Page MenuHomePhabricator

Special:BannerRandom causing lots of fatal error messages
Closed, ResolvedPublic2 Estimated Story PointsPRODUCTION ERROR

Description

Spotted in production:

   478 Undefined property: SpecialBannerRandom::$allocContext in /srv/mediawiki/php-1.25wmf16/extensions/CentralNotice/special/SpecialBannerRandom.php on line 27
   478 error: Argument 1 passed to BannerChooser::__construct() must be an instance of AllocationContext, null given in /srv/mediawiki/php-1.25wmf16/extensions/CentralNotice/includes/BannerChooser.php on
line 41

Event Timeline

demon raised the priority of this task from to Needs Triage.
demon updated the task description. (Show Details)
demon subscribed.
demon triaged this task as Unbreak Now! priority.Feb 12 2015, 4:07 PM

This is the single noisiest item in the hhvm log right now. Please fix as it drowns out all other information.

awight renamed this task from Bad allocation context for BannerChooser to Special:BannerRandom causing lots of fatal error messages.Feb 12 2015, 9:12 PM
awight set Security to None.

In both varnish-ncsa and varnish-kafka based logs, we only see ~30K/day requests to Special:BannerRandom.

Reading the text cluster's varnish setup, it looks like there should be 1 retry per 503. Hence each of the above ~30K/day requests should account for 4 lines in hhvm.log (2xNotice, 2xFatal).

For all the 20-ish varnish-kafka based log lines that I checked, I could find those expected 4 lines in hhvm.log.

● ● ●

• _Your tasks_
#1 Reproduce the bug report on the Special:BannerRandom errors from "awight renamed this" to "hhvm.log (2xNotice, 2xFatal).", inclusive.
#2 For each statement, say whether the bug report on the Special:BannerRandom errors supports it, answering yes or no and quoting the words of the report that decide it. (a) demon set the task to Unbreak Now! priority. (b) The logs show roughly 300K requests a day to Special:BannerRandom. (c) Each of those requests is expected to produce four lines in hhvm.log.
#3 Resume the bug report on the Special:BannerRandom errors, continuing on from its final sentence.

● ● ●

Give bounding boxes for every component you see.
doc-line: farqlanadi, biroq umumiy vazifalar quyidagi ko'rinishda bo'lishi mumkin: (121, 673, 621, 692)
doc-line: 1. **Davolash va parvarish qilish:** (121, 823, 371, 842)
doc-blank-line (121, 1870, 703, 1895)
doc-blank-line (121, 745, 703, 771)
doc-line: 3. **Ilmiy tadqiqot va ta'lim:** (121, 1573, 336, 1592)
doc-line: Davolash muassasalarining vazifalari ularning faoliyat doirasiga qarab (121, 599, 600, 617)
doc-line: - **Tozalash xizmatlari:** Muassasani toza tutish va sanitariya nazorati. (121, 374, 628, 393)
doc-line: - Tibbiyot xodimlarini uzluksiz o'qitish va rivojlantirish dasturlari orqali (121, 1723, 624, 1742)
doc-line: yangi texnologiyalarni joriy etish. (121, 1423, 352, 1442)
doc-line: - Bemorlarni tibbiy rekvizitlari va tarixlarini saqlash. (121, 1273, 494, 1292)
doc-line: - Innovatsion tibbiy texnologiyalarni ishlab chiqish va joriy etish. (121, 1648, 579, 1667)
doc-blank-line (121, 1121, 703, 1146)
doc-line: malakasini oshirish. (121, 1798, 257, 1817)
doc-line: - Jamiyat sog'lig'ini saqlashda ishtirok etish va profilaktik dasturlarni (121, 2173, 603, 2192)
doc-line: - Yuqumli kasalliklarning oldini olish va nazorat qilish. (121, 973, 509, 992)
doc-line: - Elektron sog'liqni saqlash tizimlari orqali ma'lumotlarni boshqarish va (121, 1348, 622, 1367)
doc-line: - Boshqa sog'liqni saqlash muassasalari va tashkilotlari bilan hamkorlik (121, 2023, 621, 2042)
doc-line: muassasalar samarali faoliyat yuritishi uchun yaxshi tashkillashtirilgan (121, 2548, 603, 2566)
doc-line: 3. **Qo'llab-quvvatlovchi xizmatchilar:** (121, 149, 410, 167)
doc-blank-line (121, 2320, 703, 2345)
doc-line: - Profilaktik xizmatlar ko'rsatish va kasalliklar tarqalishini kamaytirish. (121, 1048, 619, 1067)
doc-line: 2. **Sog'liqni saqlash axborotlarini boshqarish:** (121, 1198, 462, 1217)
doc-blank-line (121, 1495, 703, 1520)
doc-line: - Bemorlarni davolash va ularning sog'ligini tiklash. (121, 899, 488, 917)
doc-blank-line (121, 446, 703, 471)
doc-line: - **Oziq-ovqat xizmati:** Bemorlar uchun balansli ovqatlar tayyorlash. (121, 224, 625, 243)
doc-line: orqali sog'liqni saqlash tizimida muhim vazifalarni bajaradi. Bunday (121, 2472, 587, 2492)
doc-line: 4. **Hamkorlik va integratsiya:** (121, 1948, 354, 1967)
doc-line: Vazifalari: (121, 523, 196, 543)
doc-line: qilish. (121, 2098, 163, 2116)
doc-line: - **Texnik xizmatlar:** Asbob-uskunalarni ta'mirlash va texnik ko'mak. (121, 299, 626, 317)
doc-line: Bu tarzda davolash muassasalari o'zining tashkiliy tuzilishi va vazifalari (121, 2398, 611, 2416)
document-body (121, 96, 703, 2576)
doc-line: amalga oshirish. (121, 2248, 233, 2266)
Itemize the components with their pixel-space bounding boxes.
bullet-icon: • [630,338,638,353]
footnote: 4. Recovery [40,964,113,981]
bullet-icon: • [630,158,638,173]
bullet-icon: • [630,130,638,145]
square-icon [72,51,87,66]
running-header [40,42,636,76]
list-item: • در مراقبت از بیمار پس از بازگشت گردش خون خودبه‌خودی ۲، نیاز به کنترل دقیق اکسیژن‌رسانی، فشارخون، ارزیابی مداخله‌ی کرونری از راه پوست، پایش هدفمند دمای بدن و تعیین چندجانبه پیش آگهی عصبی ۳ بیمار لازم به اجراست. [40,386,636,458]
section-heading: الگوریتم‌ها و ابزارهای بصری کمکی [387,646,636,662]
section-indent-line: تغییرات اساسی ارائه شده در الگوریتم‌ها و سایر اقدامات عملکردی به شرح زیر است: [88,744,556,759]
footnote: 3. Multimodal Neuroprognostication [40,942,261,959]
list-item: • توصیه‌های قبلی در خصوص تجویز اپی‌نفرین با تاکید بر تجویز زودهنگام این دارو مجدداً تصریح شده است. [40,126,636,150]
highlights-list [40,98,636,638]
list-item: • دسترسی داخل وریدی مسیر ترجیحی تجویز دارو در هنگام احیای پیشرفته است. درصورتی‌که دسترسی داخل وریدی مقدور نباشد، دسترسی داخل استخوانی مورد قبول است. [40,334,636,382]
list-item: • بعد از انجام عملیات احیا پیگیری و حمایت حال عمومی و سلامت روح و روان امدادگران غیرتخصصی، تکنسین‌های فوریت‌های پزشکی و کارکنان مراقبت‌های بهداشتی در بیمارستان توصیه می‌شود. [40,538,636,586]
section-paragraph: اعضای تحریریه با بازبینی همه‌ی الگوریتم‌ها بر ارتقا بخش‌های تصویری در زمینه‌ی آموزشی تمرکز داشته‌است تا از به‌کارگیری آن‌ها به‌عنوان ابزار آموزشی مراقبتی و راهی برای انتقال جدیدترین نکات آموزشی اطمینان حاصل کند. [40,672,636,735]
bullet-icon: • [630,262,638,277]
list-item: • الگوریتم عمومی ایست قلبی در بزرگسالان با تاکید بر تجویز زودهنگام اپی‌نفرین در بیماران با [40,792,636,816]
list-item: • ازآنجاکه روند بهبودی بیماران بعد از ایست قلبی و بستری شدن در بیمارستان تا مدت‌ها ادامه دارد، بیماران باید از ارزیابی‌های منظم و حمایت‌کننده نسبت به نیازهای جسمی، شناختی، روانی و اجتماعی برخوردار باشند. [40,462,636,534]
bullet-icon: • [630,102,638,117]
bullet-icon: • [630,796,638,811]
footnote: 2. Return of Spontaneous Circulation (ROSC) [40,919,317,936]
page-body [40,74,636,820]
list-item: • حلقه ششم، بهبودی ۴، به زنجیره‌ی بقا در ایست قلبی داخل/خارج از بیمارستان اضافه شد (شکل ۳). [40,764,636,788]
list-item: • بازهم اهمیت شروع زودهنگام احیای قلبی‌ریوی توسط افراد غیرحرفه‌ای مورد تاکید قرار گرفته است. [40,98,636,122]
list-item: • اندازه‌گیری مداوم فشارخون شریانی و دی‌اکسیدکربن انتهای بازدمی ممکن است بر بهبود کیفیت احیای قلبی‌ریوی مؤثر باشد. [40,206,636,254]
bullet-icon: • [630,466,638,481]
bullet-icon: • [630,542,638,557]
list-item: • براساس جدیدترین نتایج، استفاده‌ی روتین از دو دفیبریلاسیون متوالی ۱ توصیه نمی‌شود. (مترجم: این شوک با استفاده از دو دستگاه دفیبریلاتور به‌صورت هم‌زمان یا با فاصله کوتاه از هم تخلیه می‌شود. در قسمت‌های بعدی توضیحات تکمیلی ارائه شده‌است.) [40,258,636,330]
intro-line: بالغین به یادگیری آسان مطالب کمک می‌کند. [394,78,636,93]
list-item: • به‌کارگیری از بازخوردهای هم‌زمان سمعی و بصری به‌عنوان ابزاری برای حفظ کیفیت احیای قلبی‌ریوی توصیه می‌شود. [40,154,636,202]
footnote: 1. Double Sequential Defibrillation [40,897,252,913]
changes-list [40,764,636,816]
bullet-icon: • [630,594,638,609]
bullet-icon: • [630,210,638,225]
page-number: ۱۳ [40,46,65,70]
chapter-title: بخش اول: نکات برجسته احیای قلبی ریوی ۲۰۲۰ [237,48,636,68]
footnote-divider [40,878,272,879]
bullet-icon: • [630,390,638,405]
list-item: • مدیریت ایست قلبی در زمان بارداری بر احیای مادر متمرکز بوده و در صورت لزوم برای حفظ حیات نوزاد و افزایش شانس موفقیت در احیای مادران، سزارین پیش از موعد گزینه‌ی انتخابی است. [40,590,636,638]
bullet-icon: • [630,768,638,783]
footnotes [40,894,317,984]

● ● ●

• _The responses_
#1
awight renamed this task from Bad allocation context for BannerChooser to Special:BannerRandom causing lots of fatal error messages.Feb 12 2015, 9:12 PM
awight set Security to None.

In both varnish-ncsa and varnish-kafka based logs, we only see ~30K/day requests to Special:BannerRandom.

Reading the text cluster's varnish setup, it looks like there should be 1 retry per 503. Hence each of the above ~30K/day requests should account for 4 lines in hhvm.log (2xNotice, 2xFatal).

#2
(a) Yes: "demon triaged this task as Unbreak Now! priority."
(b) No: "we only see ~30K/day requests to Special:BannerRandom."
(c) Yes: "each of the above ~30K/day requests should account for 4 lines in hhvm.log (2xNotice, 2xFatal)."

#3
However, hhvm.log also has SpecialBannerRandom Notices/BannerChooser Failures that seem to lack a corresponding varnish-kafka log line.

For example on ~2015-02-12T07:13:06 only one Special:BannerRandom request is in the the varnish-kafka logs (with a few seconds buffer before/after without such a request). But the hhvm.log has 32 corresponding lines. That's much more than the 4 expected lines.

We store the varnish-kafka logs unsampled, so it cannot be sampling.
And the varnish-kafka logs seem flawless for the above timestamp.

  • Are there under some circumstances more than 1 retry for 503s on text? (That might help to explain the mismatch in volume between the number of varnish-kafka log lines and the number of lines in hhvm.log)
  • Can it be that some services try to fetch Special:BannerRandom directly from the app-servers (or whatever is serving the Special:BannerRandom requests)? (Thereby by-passing the caches and the logging through varnish-kafka)

(Lacking access to the app-servers, I cannot respond to those two questions)

Thanks a ton, @QChris!! A few more notes:

  • The code for Special:BannerRandom was thought to be essentially dead and is fully deprecated on WMF production. This happened in November, 2014.
  • An update to CentralNotice was deployed on Tuesday. This is when the error started happening. We understand why that code doesn't work, but we don't know why it's being called. In theory, it should only get called when there' s a request to Special:BannerRandom.
  • Request logs don't show an increase in incoming requests to Special:BannerRandom at the time of the recent CentralNotice update.
  • Today, some supposedly unused remnants of configurations related to Special:BannerRandom were removed from mediawiki-config, apparently with no effect.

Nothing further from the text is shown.